__SUPPLIED MATERIAL__:

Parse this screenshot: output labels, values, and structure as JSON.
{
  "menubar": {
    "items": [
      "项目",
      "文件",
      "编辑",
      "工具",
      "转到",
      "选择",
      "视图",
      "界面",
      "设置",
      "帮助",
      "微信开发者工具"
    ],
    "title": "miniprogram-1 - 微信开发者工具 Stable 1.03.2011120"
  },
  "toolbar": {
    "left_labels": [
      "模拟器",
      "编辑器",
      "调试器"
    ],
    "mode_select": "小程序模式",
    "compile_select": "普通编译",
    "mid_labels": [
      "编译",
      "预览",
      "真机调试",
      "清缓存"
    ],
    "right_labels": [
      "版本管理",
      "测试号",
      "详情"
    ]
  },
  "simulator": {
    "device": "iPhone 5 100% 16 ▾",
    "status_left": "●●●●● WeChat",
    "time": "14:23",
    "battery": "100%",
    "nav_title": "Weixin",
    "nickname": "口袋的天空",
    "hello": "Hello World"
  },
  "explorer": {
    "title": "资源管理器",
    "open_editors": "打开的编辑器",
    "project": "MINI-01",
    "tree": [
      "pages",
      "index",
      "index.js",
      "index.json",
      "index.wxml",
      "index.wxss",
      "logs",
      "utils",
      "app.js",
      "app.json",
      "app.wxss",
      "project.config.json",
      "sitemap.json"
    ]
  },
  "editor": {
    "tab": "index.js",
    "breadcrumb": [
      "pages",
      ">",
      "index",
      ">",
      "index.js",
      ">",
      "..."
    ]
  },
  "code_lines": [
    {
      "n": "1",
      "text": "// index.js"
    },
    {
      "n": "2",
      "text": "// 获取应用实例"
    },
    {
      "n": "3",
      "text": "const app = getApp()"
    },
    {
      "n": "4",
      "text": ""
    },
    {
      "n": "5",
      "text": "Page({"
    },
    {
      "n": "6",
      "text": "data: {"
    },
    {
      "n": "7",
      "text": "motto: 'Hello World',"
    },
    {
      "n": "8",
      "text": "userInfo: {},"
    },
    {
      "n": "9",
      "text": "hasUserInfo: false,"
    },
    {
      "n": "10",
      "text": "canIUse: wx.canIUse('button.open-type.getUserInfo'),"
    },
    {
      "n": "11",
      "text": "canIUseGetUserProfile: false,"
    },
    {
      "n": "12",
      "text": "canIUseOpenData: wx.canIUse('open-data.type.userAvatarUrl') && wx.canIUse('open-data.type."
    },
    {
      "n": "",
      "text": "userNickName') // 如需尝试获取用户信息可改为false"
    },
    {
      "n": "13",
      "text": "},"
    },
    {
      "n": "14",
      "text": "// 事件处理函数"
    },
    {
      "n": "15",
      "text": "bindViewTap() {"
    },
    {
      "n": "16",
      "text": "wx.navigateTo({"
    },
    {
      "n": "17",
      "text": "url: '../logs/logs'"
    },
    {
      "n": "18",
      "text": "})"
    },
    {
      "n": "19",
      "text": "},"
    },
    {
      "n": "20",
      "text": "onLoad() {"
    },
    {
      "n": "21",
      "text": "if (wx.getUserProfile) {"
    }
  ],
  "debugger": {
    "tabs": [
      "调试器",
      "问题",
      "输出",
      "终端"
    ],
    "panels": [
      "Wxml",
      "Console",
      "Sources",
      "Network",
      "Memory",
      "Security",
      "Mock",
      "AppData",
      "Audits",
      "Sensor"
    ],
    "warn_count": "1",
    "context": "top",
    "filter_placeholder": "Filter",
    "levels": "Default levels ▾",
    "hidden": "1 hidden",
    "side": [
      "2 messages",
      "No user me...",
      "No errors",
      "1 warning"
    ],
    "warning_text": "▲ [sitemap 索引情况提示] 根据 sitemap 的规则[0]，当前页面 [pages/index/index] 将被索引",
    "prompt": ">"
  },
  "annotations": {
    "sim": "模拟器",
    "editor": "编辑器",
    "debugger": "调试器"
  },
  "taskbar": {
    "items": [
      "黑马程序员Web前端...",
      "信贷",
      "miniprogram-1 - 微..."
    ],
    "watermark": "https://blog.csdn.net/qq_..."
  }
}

__PROMPT__: Pull out and copy each line containing the string "project".

__RESPONSE TO THIS TASK__:
    "project": "MINI-01",
      "project.config.json",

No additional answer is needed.